A run of records:

______________________________

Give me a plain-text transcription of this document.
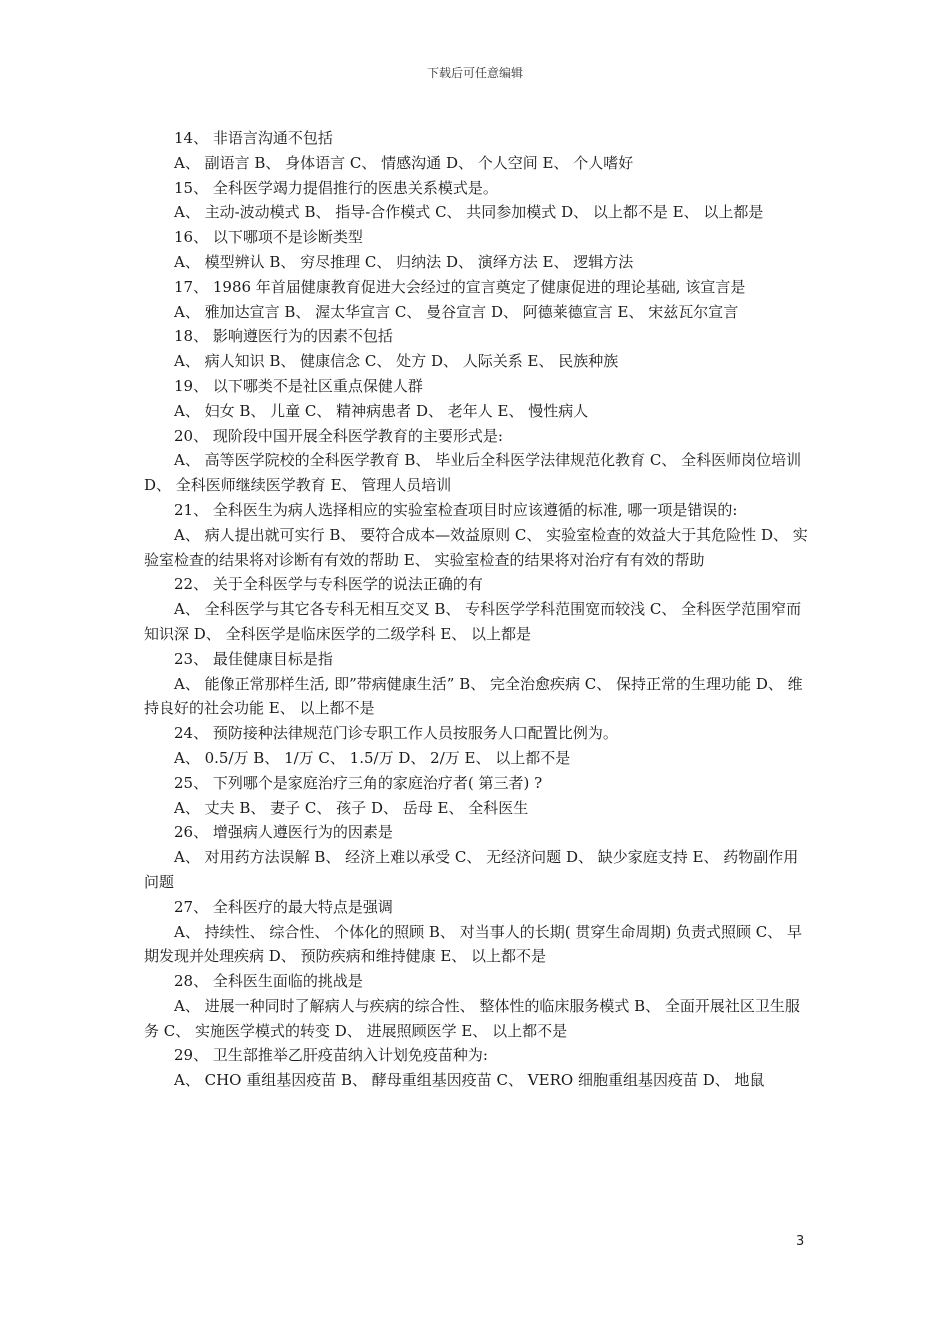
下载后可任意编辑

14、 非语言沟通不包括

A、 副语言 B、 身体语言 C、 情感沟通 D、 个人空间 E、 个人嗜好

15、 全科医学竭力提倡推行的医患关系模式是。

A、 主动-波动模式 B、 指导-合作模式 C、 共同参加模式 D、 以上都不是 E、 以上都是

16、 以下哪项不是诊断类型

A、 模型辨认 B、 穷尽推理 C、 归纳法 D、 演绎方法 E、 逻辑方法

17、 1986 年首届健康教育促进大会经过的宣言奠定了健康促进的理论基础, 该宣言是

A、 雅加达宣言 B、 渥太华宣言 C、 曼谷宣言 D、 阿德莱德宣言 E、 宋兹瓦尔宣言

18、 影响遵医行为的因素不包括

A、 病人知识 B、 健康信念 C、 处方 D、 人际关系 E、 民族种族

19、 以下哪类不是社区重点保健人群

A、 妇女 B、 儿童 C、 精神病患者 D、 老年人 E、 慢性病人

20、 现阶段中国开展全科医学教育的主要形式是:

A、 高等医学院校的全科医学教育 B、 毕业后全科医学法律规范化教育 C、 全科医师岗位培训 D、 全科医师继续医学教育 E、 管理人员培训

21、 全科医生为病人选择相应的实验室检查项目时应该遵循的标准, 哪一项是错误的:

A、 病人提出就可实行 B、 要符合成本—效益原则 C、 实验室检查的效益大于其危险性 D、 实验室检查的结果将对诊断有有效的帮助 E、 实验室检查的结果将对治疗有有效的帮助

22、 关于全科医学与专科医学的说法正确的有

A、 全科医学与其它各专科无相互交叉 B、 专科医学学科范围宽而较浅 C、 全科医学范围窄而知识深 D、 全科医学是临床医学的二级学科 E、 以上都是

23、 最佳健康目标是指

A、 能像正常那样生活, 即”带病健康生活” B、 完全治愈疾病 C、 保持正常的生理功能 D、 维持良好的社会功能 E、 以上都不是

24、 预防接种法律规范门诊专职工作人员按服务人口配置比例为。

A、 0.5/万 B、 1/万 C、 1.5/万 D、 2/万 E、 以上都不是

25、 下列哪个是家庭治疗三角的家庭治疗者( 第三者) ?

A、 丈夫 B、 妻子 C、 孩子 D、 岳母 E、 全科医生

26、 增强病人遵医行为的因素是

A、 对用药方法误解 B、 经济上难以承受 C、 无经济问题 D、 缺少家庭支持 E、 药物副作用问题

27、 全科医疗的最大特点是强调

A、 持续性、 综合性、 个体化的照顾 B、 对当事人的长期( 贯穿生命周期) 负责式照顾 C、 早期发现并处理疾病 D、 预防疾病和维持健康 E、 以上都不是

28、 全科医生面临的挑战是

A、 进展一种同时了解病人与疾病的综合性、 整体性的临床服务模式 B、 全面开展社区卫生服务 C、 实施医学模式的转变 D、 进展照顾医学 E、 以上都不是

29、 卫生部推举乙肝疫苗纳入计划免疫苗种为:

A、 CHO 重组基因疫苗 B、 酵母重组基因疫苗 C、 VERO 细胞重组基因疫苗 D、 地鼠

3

______________________________

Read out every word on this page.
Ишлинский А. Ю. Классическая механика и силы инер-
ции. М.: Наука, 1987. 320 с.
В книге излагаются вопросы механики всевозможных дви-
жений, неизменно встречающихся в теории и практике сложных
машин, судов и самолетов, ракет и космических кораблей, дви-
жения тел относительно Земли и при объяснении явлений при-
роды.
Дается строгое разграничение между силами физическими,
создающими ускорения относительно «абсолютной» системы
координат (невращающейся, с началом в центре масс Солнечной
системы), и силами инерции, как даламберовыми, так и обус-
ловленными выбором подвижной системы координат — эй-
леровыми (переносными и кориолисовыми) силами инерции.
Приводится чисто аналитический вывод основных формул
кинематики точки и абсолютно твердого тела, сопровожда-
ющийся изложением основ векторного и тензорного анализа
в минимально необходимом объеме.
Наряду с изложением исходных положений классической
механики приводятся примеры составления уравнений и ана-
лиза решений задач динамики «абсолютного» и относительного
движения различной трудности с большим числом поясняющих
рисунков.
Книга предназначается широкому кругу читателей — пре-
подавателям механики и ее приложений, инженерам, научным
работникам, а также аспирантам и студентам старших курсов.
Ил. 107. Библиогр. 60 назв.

______________________________

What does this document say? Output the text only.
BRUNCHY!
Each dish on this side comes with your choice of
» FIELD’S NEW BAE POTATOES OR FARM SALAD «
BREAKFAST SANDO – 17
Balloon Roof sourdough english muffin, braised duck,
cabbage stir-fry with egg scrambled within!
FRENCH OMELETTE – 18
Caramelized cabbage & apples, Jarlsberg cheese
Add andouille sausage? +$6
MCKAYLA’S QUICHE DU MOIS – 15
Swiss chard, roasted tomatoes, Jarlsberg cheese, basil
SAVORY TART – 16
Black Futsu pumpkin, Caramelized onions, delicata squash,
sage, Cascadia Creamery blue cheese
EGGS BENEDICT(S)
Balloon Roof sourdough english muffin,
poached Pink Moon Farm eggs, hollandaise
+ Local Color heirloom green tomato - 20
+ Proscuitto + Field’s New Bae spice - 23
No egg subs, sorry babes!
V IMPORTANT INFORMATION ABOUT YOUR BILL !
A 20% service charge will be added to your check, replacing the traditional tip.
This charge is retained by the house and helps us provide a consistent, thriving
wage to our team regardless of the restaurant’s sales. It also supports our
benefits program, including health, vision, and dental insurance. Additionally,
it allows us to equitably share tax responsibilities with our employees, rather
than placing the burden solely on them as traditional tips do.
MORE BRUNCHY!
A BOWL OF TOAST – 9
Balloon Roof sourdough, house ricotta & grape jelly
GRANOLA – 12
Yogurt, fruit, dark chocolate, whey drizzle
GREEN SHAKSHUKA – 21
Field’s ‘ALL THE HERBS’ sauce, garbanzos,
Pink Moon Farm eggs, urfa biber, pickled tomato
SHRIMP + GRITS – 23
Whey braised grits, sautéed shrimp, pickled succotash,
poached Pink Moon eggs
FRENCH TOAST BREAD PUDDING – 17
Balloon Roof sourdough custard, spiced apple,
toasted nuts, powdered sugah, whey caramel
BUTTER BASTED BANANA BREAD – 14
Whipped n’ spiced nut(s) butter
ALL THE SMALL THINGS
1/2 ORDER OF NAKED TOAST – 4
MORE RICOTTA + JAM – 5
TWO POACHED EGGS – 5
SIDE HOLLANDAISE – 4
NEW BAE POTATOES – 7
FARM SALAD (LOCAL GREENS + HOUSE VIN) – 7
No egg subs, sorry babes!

______________________________

Copy out each line of the entries that holds "text".

**Task solution**.
Give me a plain-text transcription of this document.
What does this document say? Output the text only.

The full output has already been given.